» **Task brief**
Would you restate all the data that follows, word for word?

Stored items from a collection

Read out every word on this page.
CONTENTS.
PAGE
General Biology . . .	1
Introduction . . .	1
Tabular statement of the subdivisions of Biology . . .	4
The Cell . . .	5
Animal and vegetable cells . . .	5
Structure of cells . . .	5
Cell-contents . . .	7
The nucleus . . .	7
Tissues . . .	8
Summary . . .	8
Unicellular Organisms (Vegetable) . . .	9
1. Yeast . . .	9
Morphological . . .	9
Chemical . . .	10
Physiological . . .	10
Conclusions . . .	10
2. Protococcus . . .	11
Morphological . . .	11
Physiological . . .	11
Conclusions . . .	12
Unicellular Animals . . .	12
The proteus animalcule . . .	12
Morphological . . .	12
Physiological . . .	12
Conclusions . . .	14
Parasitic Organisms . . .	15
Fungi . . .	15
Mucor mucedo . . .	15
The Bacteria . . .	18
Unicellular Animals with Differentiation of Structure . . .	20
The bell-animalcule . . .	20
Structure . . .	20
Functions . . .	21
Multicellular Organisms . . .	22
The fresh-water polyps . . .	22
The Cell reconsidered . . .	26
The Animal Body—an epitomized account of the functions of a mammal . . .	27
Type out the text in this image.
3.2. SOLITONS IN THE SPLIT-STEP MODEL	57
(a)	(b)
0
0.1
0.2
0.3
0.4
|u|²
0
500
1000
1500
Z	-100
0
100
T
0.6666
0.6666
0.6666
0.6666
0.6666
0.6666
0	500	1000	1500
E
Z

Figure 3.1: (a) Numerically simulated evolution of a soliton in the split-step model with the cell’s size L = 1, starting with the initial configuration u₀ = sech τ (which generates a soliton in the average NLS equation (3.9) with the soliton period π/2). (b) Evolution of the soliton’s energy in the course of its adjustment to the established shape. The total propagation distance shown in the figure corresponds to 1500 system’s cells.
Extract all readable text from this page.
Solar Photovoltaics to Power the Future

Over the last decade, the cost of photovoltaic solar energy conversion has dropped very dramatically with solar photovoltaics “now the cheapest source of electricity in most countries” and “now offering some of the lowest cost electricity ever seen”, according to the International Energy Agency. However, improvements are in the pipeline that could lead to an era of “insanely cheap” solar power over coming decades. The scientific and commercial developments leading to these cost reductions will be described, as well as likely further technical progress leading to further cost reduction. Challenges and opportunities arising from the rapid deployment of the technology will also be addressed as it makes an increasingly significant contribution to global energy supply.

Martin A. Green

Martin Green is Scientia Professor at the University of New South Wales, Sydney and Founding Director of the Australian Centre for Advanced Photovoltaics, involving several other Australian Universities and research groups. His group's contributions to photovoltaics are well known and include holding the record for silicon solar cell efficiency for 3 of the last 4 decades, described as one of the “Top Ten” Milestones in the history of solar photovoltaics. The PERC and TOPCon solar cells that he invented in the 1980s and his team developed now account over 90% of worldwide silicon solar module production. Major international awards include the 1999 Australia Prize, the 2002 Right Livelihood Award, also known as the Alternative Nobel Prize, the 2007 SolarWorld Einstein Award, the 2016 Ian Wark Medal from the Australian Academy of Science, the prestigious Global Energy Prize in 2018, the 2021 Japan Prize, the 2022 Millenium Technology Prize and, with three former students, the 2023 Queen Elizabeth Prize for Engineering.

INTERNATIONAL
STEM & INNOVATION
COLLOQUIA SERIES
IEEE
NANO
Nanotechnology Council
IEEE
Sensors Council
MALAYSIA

» **Task solution**
Read out every word on this page.
CONTENTS.
PAGE
General Biology . . .	1
Introduction . . .	1
Tabular statement of the subdivisions of Biology . . .	4
The Cell . . .	5
Animal and vegetable cells . . .	5
Structure of cells . . .	5
Cell-contents . . .	7
The nucleus . . .	7
Tissues . . .	8
Summary . . .	8
Unicellular Organisms (Vegetable) . . .	9
1. Yeast . . .	9
Morphological . . .	9
Chemical . . .	10
Physiological . . .	10
Conclusions . . .	10
2. Protococcus . . .	11
Morphological . . .	11
Physiological . . .	11
Conclusions . . .	12
Unicellular Animals . . .	12
The proteus animalcule . . .	12
Morphological . . .	12
Physiological . . .	12
Conclusions . . .	14
Parasitic Organisms . . .	15
Fungi . . .	15
Mucor mucedo . . .	15
The Bacteria . . .	18
Unicellular Animals with Differentiation of Structure . . .	20
The bell-animalcule . . .	20
Structure . . .	20
Functions . . .	21
Multicellular Organisms . . .	22
The fresh-water polyps . . .	22
The Cell reconsidered . . .	26
The Animal Body—an epitomized account of the functions of a mammal . . .	27
Type out the text in this image.
3.2. SOLITONS IN THE SPLIT-STEP MODEL	57
(a)	(b)
0
0.1
0.2
0.3
0.4
|u|²
0
500
1000
1500
Z	-100
0
100
T
0.6666
0.6666
0.6666
0.6666
0.6666
0.6666
0	500	1000	1500
E
Z

Figure 3.1: (a) Numerically simulated evolution of a soliton in the split-step model with the cell’s size L = 1, starting with the initial configuration u₀ = sech τ (which generates a soliton in the average NLS equation (3.9) with the soliton period π/2). (b) Evolution of the soliton’s energy in the course of its adjustment to the established shape. The total propagation distance shown in the figure corresponds to 1500 system’s cells.
Extract all readable text from this page.
Solar Photovoltaics to Power the Future

Over the last decade, the cost of photovoltaic solar energy conversion has dropped very dramatically with solar photovoltaics “now the cheapest source of electricity in most countries” and “now offering some of the lowest cost electricity ever seen”, according to the International Energy Agency. However, improvements are in the pipeline that could lead to an era of “insanely cheap” solar power over coming decades. The scientific and commercial developments leading to these cost reductions will be described, as well as likely further technical progress leading to further cost reduction. Challenges and opportunities arising from the rapid deployment of the technology will also be addressed as it makes an increasingly significant contribution to global energy supply.

Martin A. Green

Martin Green is Scientia Professor at the University of New South Wales, Sydney and Founding Director of the Australian Centre for Advanced Photovoltaics, involving several other Australian Universities and research groups. His group's contributions to photovoltaics are well known and include holding the record for silicon solar cell efficiency for 3 of the last 4 decades, described as one of the “Top Ten” Milestones in the history of solar photovoltaics. The PERC and TOPCon solar cells that he invented in the 1980s and his team developed now account over 90% of worldwide silicon solar module production. Major international awards include the 1999 Australia Prize, the 2002 Right Livelihood Award, also known as the Alternative Nobel Prize, the 2007 SolarWorld Einstein Award, the 2016 Ian Wark Medal from the Australian Academy of Science, the prestigious Global Energy Prize in 2018, the 2021 Japan Prize, the 2022 Millenium Technology Prize and, with three former students, the 2023 Queen Elizabeth Prize for Engineering.

INTERNATIONAL
STEM & INNOVATION
COLLOQUIA SERIES
IEEE
NANO
Nanotechnology Council
IEEE
Sensors Council
MALAYSIA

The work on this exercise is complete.